> **DATA PROVIDED**:
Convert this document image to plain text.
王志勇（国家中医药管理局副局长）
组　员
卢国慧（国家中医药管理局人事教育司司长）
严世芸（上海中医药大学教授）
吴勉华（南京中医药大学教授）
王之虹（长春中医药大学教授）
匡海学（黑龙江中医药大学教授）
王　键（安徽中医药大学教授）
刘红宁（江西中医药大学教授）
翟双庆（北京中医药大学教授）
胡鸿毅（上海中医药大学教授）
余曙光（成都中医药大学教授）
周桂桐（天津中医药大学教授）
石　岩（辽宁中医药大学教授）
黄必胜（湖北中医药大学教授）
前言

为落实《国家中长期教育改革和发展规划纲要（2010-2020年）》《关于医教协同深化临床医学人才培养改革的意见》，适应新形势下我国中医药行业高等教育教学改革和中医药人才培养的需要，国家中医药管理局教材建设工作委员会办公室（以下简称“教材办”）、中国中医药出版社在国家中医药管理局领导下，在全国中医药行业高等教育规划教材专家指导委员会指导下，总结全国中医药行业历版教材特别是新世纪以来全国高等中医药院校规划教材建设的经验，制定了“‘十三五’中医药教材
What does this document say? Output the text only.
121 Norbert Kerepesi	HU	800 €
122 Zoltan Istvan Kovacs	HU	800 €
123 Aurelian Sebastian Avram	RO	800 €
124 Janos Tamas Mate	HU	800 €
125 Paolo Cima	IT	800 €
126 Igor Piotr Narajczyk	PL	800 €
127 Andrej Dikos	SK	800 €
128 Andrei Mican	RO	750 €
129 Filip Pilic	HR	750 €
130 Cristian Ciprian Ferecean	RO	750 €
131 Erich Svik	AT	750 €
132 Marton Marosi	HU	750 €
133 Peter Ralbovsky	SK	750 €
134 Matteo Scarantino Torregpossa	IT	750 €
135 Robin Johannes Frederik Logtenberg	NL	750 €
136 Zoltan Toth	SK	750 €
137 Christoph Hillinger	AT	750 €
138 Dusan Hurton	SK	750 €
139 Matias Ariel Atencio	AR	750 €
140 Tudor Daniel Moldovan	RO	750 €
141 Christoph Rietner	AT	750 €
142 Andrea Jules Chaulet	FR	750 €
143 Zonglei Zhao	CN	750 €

> **GIVEN TASK**:
Write out the full listing exactly as given.

> **EXERCISE SOLUTION**:
Convert this document image to plain text.
王志勇（国家中医药管理局副局长）
组　员
卢国慧（国家中医药管理局人事教育司司长）
严世芸（上海中医药大学教授）
吴勉华（南京中医药大学教授）
王之虹（长春中医药大学教授）
匡海学（黑龙江中医药大学教授）
王　键（安徽中医药大学教授）
刘红宁（江西中医药大学教授）
翟双庆（北京中医药大学教授）
胡鸿毅（上海中医药大学教授）
余曙光（成都中医药大学教授）
周桂桐（天津中医药大学教授）
石　岩（辽宁中医药大学教授）
黄必胜（湖北中医药大学教授）
前言

为落实《国家中长期教育改革和发展规划纲要（2010-2020年）》《关于医教协同深化临床医学人才培养改革的意见》，适应新形势下我国中医药行业高等教育教学改革和中医药人才培养的需要，国家中医药管理局教材建设工作委员会办公室（以下简称“教材办”）、中国中医药出版社在国家中医药管理局领导下，在全国中医药行业高等教育规划教材专家指导委员会指导下，总结全国中医药行业历版教材特别是新世纪以来全国高等中医药院校规划教材建设的经验，制定了“‘十三五’中医药教材
What does this document say? Output the text only.
121 Norbert Kerepesi	HU	800 €
122 Zoltan Istvan Kovacs	HU	800 €
123 Aurelian Sebastian Avram	RO	800 €
124 Janos Tamas Mate	HU	800 €
125 Paolo Cima	IT	800 €
126 Igor Piotr Narajczyk	PL	800 €
127 Andrej Dikos	SK	800 €
128 Andrei Mican	RO	750 €
129 Filip Pilic	HR	750 €
130 Cristian Ciprian Ferecean	RO	750 €
131 Erich Svik	AT	750 €
132 Marton Marosi	HU	750 €
133 Peter Ralbovsky	SK	750 €
134 Matteo Scarantino Torregpossa	IT	750 €
135 Robin Johannes Frederik Logtenberg	NL	750 €
136 Zoltan Toth	SK	750 €
137 Christoph Hillinger	AT	750 €
138 Dusan Hurton	SK	750 €
139 Matias Ariel Atencio	AR	750 €
140 Tudor Daniel Moldovan	RO	750 €
141 Christoph Rietner	AT	750 €
142 Andrea Jules Chaulet	FR	750 €
143 Zonglei Zhao	CN	750 €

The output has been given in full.